What is needed: From the listing below, select every line where the word "this" appears.

Data records
┌────────

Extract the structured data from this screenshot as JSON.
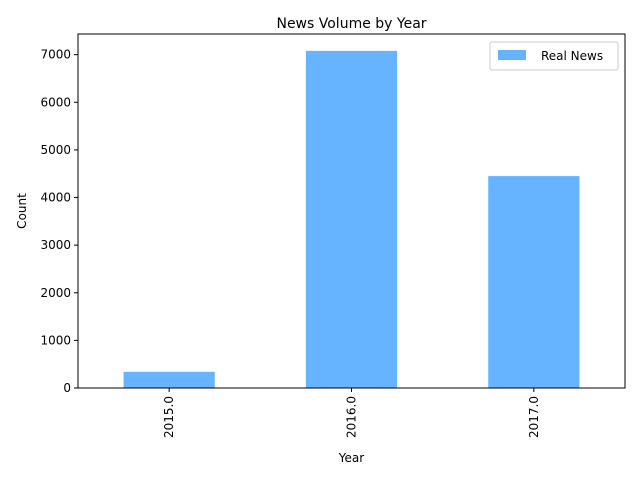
{
  "chart_data": {
    "type": "bar",
    "title": "News Volume by Year",
    "xlabel": "Year",
    "ylabel": "Count",
    "categories": [
      "2015.0",
      "2016.0",
      "2017.0"
    ],
    "series": [
      {
        "name": "Real News",
        "values": [
          340,
          7080,
          4450
        ],
        "color": "#66b3ff"
      }
    ],
    "ylim": [
      0,
      7434
    ],
    "yticks": [
      "0",
      "1000",
      "2000",
      "3000",
      "4000",
      "5000",
      "6000",
      "7000"
    ],
    "grid": false,
    "legend": "top-right",
    "xtick_rotation": 90
  }
}
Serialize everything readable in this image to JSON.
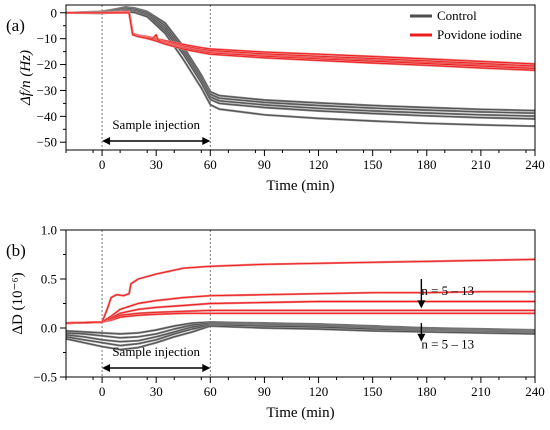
{
  "chart_data": [
    {
      "panel_label": "(a)",
      "type": "line",
      "xlabel": "Time (min)",
      "ylabel": "Δf/n (Hz)",
      "xlim": [
        -20,
        240
      ],
      "ylim": [
        -53,
        3
      ],
      "x_ticks": [
        0,
        30,
        60,
        90,
        120,
        150,
        180,
        210,
        240
      ],
      "y_ticks": [
        0,
        -10,
        -20,
        -30,
        -40,
        -50
      ],
      "vlines": [
        0,
        60
      ],
      "annotation": "Sample injection",
      "annotation_arrow_x": [
        0,
        60
      ],
      "legend": [
        {
          "name": "Control",
          "color": "#4d4d4d"
        },
        {
          "name": "Povidone iodine",
          "color": "#ea1c1c"
        }
      ],
      "series": [
        {
          "group": "Control",
          "x": [
            -20,
            0,
            8,
            13,
            18,
            25,
            35,
            45,
            55,
            60,
            65,
            90,
            120,
            150,
            180,
            210,
            240
          ],
          "values": [
            0,
            0.5,
            1.5,
            2.2,
            1.8,
            0.5,
            -4,
            -13,
            -24,
            -30.5,
            -32,
            -33.7,
            -34.8,
            -35.8,
            -36.6,
            -37.3,
            -37.8
          ]
        },
        {
          "group": "Control",
          "x": [
            -20,
            0,
            8,
            13,
            18,
            25,
            35,
            45,
            55,
            60,
            65,
            90,
            120,
            150,
            180,
            210,
            240
          ],
          "values": [
            0,
            0.3,
            1.2,
            1.8,
            1.4,
            0.1,
            -5,
            -14,
            -25,
            -31.5,
            -33,
            -34.6,
            -35.8,
            -36.8,
            -37.6,
            -38.3,
            -38.8
          ]
        },
        {
          "group": "Control",
          "x": [
            -20,
            0,
            8,
            13,
            18,
            25,
            35,
            45,
            55,
            60,
            65,
            90,
            120,
            150,
            180,
            210,
            240
          ],
          "values": [
            0,
            0.1,
            0.8,
            1.3,
            0.9,
            -0.5,
            -6,
            -15,
            -26,
            -32.5,
            -34,
            -35.6,
            -36.9,
            -37.9,
            -38.7,
            -39.4,
            -39.9
          ]
        },
        {
          "group": "Control",
          "x": [
            -20,
            0,
            8,
            13,
            18,
            25,
            35,
            45,
            55,
            60,
            65,
            90,
            120,
            150,
            180,
            210,
            240
          ],
          "values": [
            0,
            0,
            0.5,
            0.9,
            0.5,
            -1,
            -7,
            -16,
            -27,
            -33.5,
            -35,
            -36.6,
            -37.9,
            -38.9,
            -39.8,
            -40.5,
            -41
          ]
        },
        {
          "group": "Control",
          "x": [
            -20,
            0,
            8,
            13,
            18,
            25,
            35,
            45,
            55,
            60,
            65,
            90,
            120,
            150,
            180,
            210,
            240
          ],
          "values": [
            0,
            -0.2,
            0.2,
            0.5,
            0.1,
            -1.5,
            -8,
            -18,
            -29,
            -35.5,
            -37.2,
            -39.4,
            -40.8,
            -41.8,
            -42.7,
            -43.3,
            -43.8
          ]
        },
        {
          "group": "Povidone iodine",
          "x": [
            -20,
            0,
            10,
            15,
            17,
            20,
            25,
            30,
            35,
            45,
            55,
            60,
            90,
            120,
            150,
            180,
            210,
            240
          ],
          "values": [
            0,
            0,
            0.4,
            0.4,
            -8,
            -8.7,
            -9.2,
            -10,
            -10.8,
            -12.2,
            -13.5,
            -14,
            -15.2,
            -16,
            -16.9,
            -17.8,
            -18.8,
            -19.8
          ]
        },
        {
          "group": "Povidone iodine",
          "x": [
            -20,
            0,
            10,
            15,
            17,
            20,
            25,
            30,
            35,
            45,
            55,
            60,
            90,
            120,
            150,
            180,
            210,
            240
          ],
          "values": [
            0,
            0,
            0.3,
            0.3,
            -8,
            -8.7,
            -9.3,
            -10.3,
            -11.2,
            -12.8,
            -14.1,
            -14.6,
            -15.9,
            -16.8,
            -17.7,
            -18.6,
            -19.6,
            -20.6
          ]
        },
        {
          "group": "Povidone iodine",
          "x": [
            -20,
            0,
            10,
            15,
            17,
            20,
            25,
            30,
            35,
            45,
            55,
            60,
            90,
            120,
            150,
            180,
            210,
            240
          ],
          "values": [
            0,
            0,
            0.2,
            0.2,
            -8.2,
            -8.9,
            -9.5,
            -10.6,
            -11.6,
            -13.3,
            -14.6,
            -15.2,
            -16.5,
            -17.4,
            -18.3,
            -19.2,
            -20.2,
            -21.2
          ]
        },
        {
          "group": "Povidone iodine",
          "x": [
            -20,
            0,
            10,
            15,
            17,
            20,
            25,
            28,
            30,
            31,
            35,
            45,
            55,
            60,
            90,
            120,
            150,
            180,
            210,
            240
          ],
          "values": [
            0,
            0,
            0.1,
            0.1,
            -8.3,
            -9,
            -9.6,
            -10,
            -8.5,
            -10.6,
            -11.8,
            -13.6,
            -14.9,
            -15.5,
            -16.8,
            -17.8,
            -18.7,
            -19.6,
            -20.6,
            -21.5
          ]
        },
        {
          "group": "Povidone iodine",
          "x": [
            -20,
            0,
            10,
            15,
            17,
            20,
            25,
            30,
            35,
            45,
            55,
            60,
            90,
            120,
            150,
            180,
            210,
            240
          ],
          "values": [
            0,
            0,
            0,
            0,
            -8.5,
            -9.2,
            -9.9,
            -10.9,
            -12.1,
            -14,
            -15.4,
            -16,
            -17.4,
            -18.4,
            -19.4,
            -20.3,
            -21.3,
            -22.2
          ]
        }
      ]
    },
    {
      "panel_label": "(b)",
      "type": "line",
      "xlabel": "Time (min)",
      "ylabel": "ΔD (10⁻⁶)",
      "xlim": [
        -20,
        240
      ],
      "ylim": [
        -0.5,
        1.0
      ],
      "x_ticks": [
        0,
        30,
        60,
        90,
        120,
        150,
        180,
        210,
        240
      ],
      "y_ticks": [
        -0.5,
        0.0,
        0.5,
        1.0
      ],
      "y_tick_labels": [
        "−0.5",
        "0.0",
        "0.5",
        "1.0"
      ],
      "vlines": [
        0,
        60
      ],
      "annotation": "Sample injection",
      "annotation_arrow_x": [
        0,
        60
      ],
      "n_annotations": [
        {
          "text": "n = 5 – 13",
          "arrow_x": 177,
          "arrow_y": [
            0.5,
            0.2
          ],
          "label_y": 0.38
        },
        {
          "text": "n = 5 – 13",
          "arrow_x": 177,
          "arrow_y": [
            0.05,
            -0.14
          ],
          "label_y": -0.17
        }
      ],
      "series": [
        {
          "group": "Control",
          "x": [
            -20,
            -10,
            0,
            10,
            20,
            30,
            40,
            50,
            60,
            90,
            120,
            150,
            180,
            210,
            240
          ],
          "values": [
            -0.03,
            -0.04,
            -0.05,
            -0.06,
            -0.05,
            -0.02,
            0.02,
            0.05,
            0.06,
            0.05,
            0.04,
            0.02,
            0.0,
            -0.01,
            -0.02
          ]
        },
        {
          "group": "Control",
          "x": [
            -20,
            -10,
            0,
            10,
            20,
            30,
            40,
            50,
            60,
            90,
            120,
            150,
            180,
            210,
            240
          ],
          "values": [
            -0.05,
            -0.06,
            -0.08,
            -0.1,
            -0.09,
            -0.06,
            -0.01,
            0.03,
            0.05,
            0.04,
            0.03,
            0.01,
            -0.01,
            -0.02,
            -0.03
          ]
        },
        {
          "group": "Control",
          "x": [
            -20,
            -10,
            0,
            10,
            20,
            30,
            40,
            50,
            60,
            90,
            120,
            150,
            180,
            210,
            240
          ],
          "values": [
            -0.07,
            -0.09,
            -0.12,
            -0.14,
            -0.13,
            -0.09,
            -0.04,
            0.01,
            0.04,
            0.03,
            0.02,
            0.0,
            -0.02,
            -0.03,
            -0.04
          ]
        },
        {
          "group": "Control",
          "x": [
            -20,
            -10,
            0,
            10,
            20,
            30,
            40,
            50,
            60,
            90,
            120,
            150,
            180,
            210,
            240
          ],
          "values": [
            -0.09,
            -0.12,
            -0.15,
            -0.18,
            -0.16,
            -0.12,
            -0.06,
            -0.01,
            0.03,
            0.02,
            0.01,
            -0.01,
            -0.03,
            -0.04,
            -0.05
          ]
        },
        {
          "group": "Control",
          "x": [
            -20,
            -10,
            0,
            10,
            20,
            30,
            40,
            50,
            60,
            90,
            120,
            150,
            180,
            210,
            240
          ],
          "values": [
            -0.11,
            -0.15,
            -0.19,
            -0.22,
            -0.2,
            -0.15,
            -0.09,
            -0.04,
            0.02,
            0.0,
            -0.01,
            -0.03,
            -0.04,
            -0.05,
            -0.06
          ]
        },
        {
          "group": "Povidone iodine",
          "x": [
            -20,
            0,
            5,
            10,
            15,
            20,
            30,
            45,
            60,
            90,
            120,
            150,
            180,
            210,
            240
          ],
          "values": [
            0.05,
            0.06,
            0.08,
            0.11,
            0.12,
            0.13,
            0.14,
            0.15,
            0.15,
            0.15,
            0.15,
            0.15,
            0.15,
            0.15,
            0.15
          ]
        },
        {
          "group": "Povidone iodine",
          "x": [
            -20,
            0,
            5,
            10,
            15,
            20,
            30,
            45,
            60,
            90,
            120,
            150,
            180,
            210,
            240
          ],
          "values": [
            0.05,
            0.06,
            0.09,
            0.13,
            0.14,
            0.15,
            0.16,
            0.17,
            0.18,
            0.18,
            0.18,
            0.18,
            0.18,
            0.18,
            0.18
          ]
        },
        {
          "group": "Povidone iodine",
          "x": [
            -20,
            0,
            5,
            10,
            15,
            20,
            30,
            45,
            60,
            90,
            120,
            150,
            180,
            210,
            240
          ],
          "values": [
            0.05,
            0.06,
            0.1,
            0.15,
            0.17,
            0.19,
            0.21,
            0.23,
            0.25,
            0.26,
            0.27,
            0.27,
            0.27,
            0.27,
            0.27
          ]
        },
        {
          "group": "Povidone iodine",
          "x": [
            -20,
            0,
            5,
            10,
            15,
            20,
            30,
            45,
            60,
            90,
            120,
            150,
            180,
            210,
            240
          ],
          "values": [
            0.05,
            0.06,
            0.12,
            0.19,
            0.22,
            0.25,
            0.28,
            0.31,
            0.33,
            0.34,
            0.35,
            0.36,
            0.36,
            0.37,
            0.37
          ]
        },
        {
          "group": "Povidone iodine",
          "x": [
            -20,
            0,
            3,
            5,
            8,
            12,
            15,
            16,
            20,
            30,
            45,
            60,
            90,
            120,
            150,
            180,
            210,
            240
          ],
          "values": [
            0.05,
            0.06,
            0.2,
            0.31,
            0.34,
            0.33,
            0.35,
            0.45,
            0.5,
            0.55,
            0.61,
            0.63,
            0.65,
            0.66,
            0.67,
            0.68,
            0.69,
            0.7
          ]
        }
      ]
    }
  ]
}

└────────

Written solution:
Extract the structured data from this screenshot as JSON.
Serialize everything readable in this image to JSON.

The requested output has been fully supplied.